- _DESCRIPTION OF THE TASK_
Quote every line below exactly and skip any picture.

━━ DATA FOR THIS EXERCISE

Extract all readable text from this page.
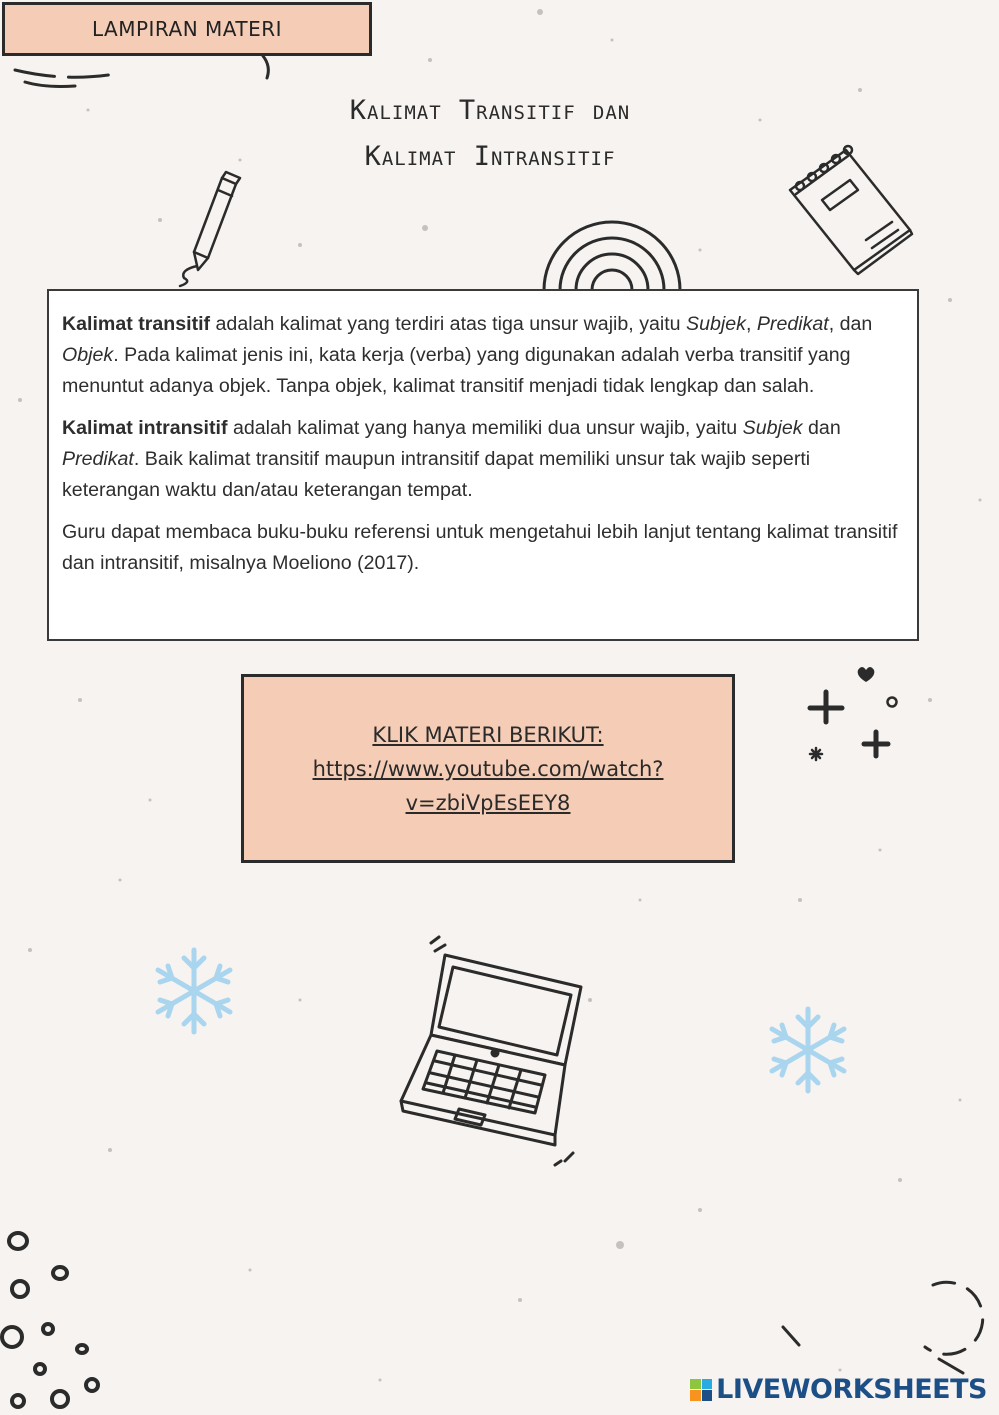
LAMPIRAN MATERI
Kalimat Transitif dan
Kalimat Intransitif

Kalimat transitif adalah kalimat yang terdiri atas tiga unsur wajib, yaitu Subjek, Predikat, dan Objek. Pada kalimat jenis ini, kata kerja (verba) yang digunakan adalah verba transitif yang menuntut adanya objek. Tanpa objek, kalimat transitif menjadi tidak lengkap dan salah.

Kalimat intransitif adalah kalimat yang hanya memiliki dua unsur wajib, yaitu Subjek dan Predikat. Baik kalimat transitif maupun intransitif dapat memiliki unsur tak wajib seperti keterangan waktu dan/atau keterangan tempat.

Guru dapat membaca buku-buku referensi untuk mengetahui lebih lanjut tentang kalimat transitif dan intransitif, misalnya Moeliono (2017).

KLIK MATERI BERIKUT:
https://www.youtube.com/watch?
v=zbiVpEsEEY8
LIVEWORKSHEETS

━━━━

- _REPLY TO THE EXERCISE_
Extract all readable text from this page.
LAMPIRAN MATERI
Kalimat Transitif dan
Kalimat Intransitif

Kalimat transitif adalah kalimat yang terdiri atas tiga unsur wajib, yaitu Subjek, Predikat, dan Objek. Pada kalimat jenis ini, kata kerja (verba) yang digunakan adalah verba transitif yang menuntut adanya objek. Tanpa objek, kalimat transitif menjadi tidak lengkap dan salah.

Kalimat intransitif adalah kalimat yang hanya memiliki dua unsur wajib, yaitu Subjek dan Predikat. Baik kalimat transitif maupun intransitif dapat memiliki unsur tak wajib seperti keterangan waktu dan/atau keterangan tempat.

Guru dapat membaca buku-buku referensi untuk mengetahui lebih lanjut tentang kalimat transitif dan intransitif, misalnya Moeliono (2017).

KLIK MATERI BERIKUT:
https://www.youtube.com/watch?
v=zbiVpEsEEY8
LIVEWORKSHEETS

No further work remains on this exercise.